**Records shown**

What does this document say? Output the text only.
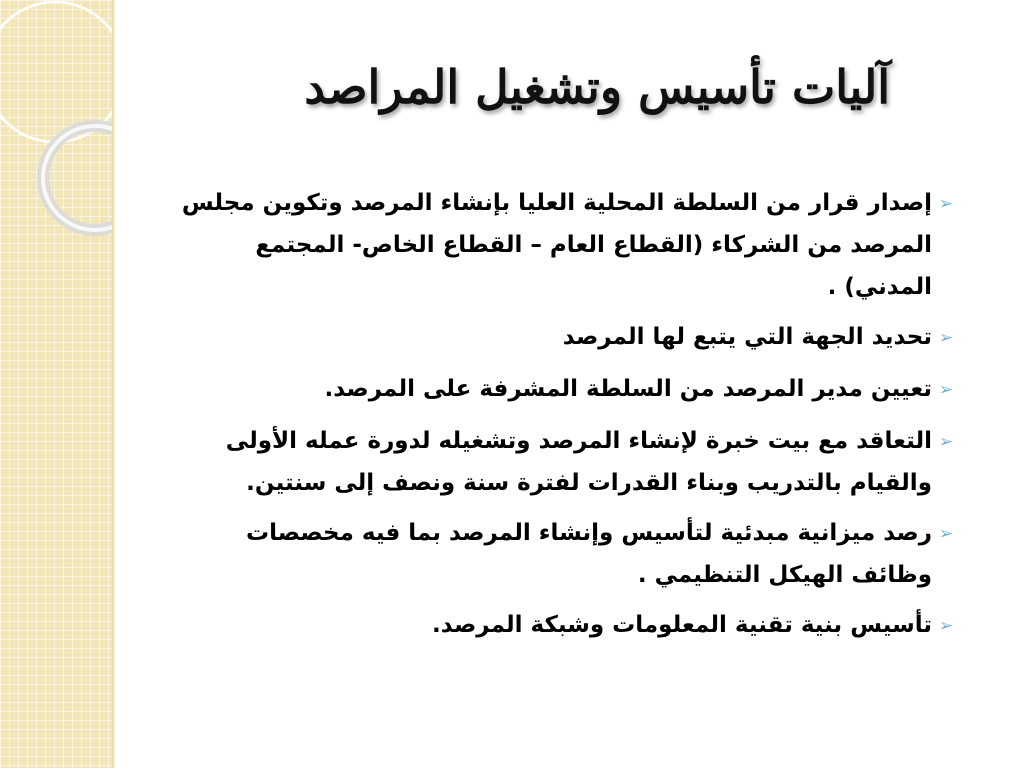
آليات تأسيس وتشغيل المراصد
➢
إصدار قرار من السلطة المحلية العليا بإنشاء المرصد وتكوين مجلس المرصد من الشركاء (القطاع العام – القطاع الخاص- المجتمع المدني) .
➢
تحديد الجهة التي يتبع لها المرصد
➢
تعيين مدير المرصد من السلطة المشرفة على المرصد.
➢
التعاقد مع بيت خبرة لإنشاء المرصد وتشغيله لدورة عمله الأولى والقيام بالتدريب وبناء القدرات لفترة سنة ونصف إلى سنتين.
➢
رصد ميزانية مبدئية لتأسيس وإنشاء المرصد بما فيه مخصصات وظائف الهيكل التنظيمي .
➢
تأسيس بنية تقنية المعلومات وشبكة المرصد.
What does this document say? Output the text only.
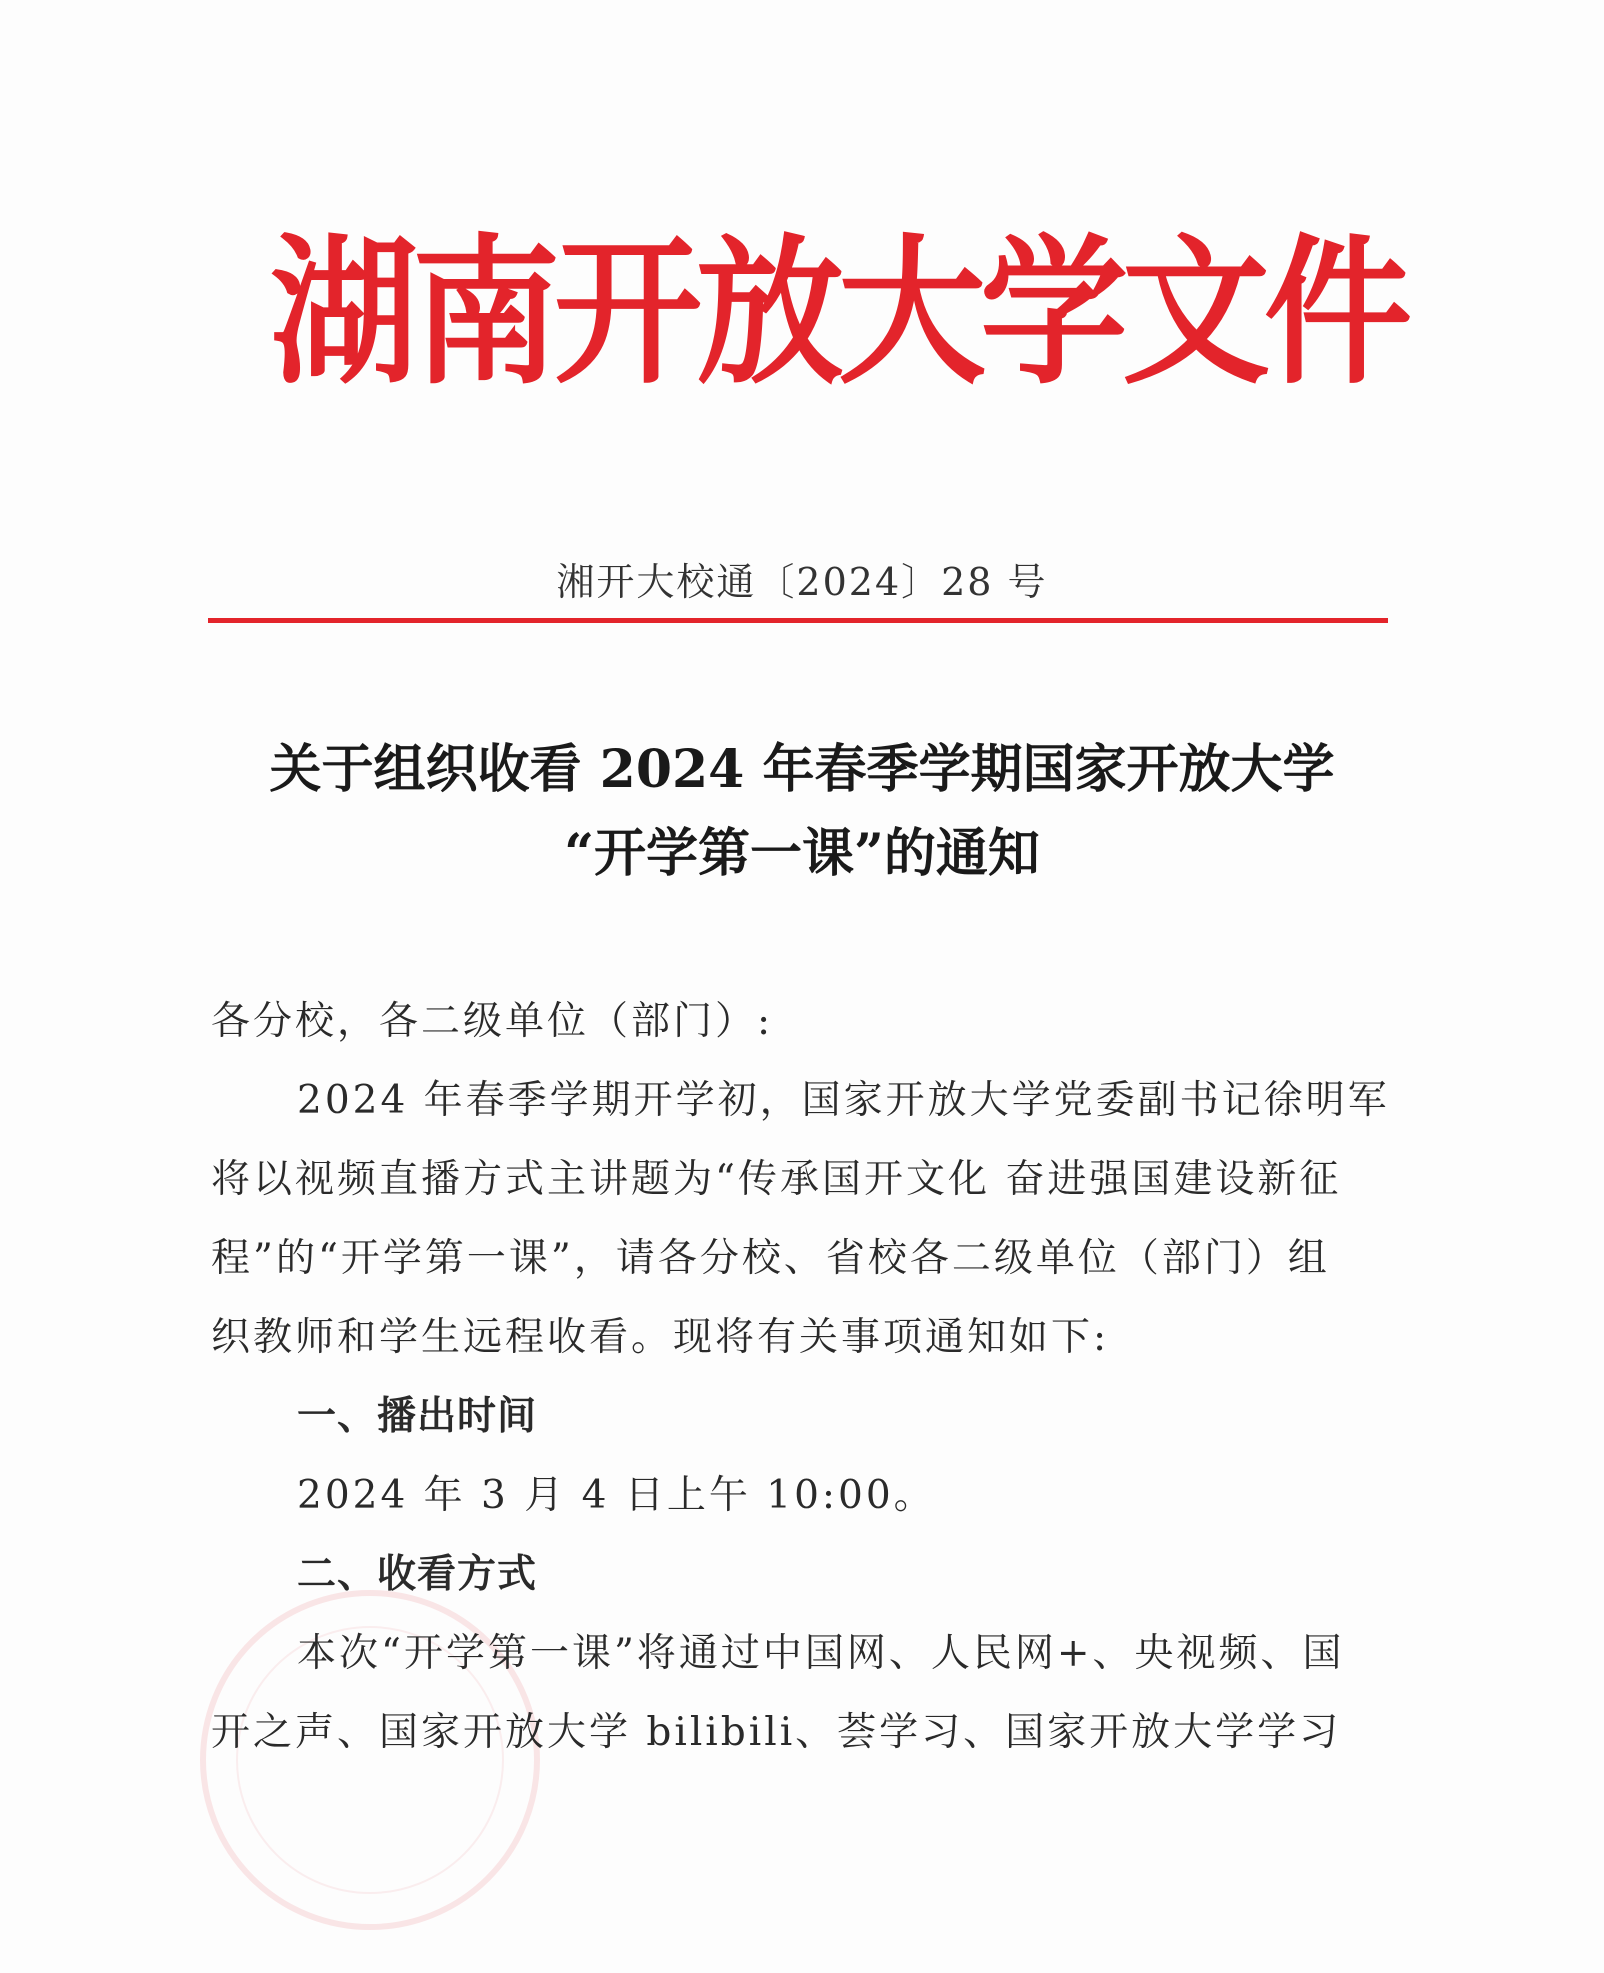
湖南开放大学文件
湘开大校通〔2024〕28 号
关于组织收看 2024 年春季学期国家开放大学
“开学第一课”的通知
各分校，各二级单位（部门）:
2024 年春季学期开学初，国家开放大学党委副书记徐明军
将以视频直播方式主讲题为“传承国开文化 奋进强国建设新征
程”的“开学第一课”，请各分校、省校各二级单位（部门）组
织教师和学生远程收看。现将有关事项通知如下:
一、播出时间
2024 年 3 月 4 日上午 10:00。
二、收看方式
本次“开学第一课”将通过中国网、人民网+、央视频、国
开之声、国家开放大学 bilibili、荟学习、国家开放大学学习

**Instruction**
State how many lines of the records above contain the word "المرصد", giving only that number.

**Reply**
6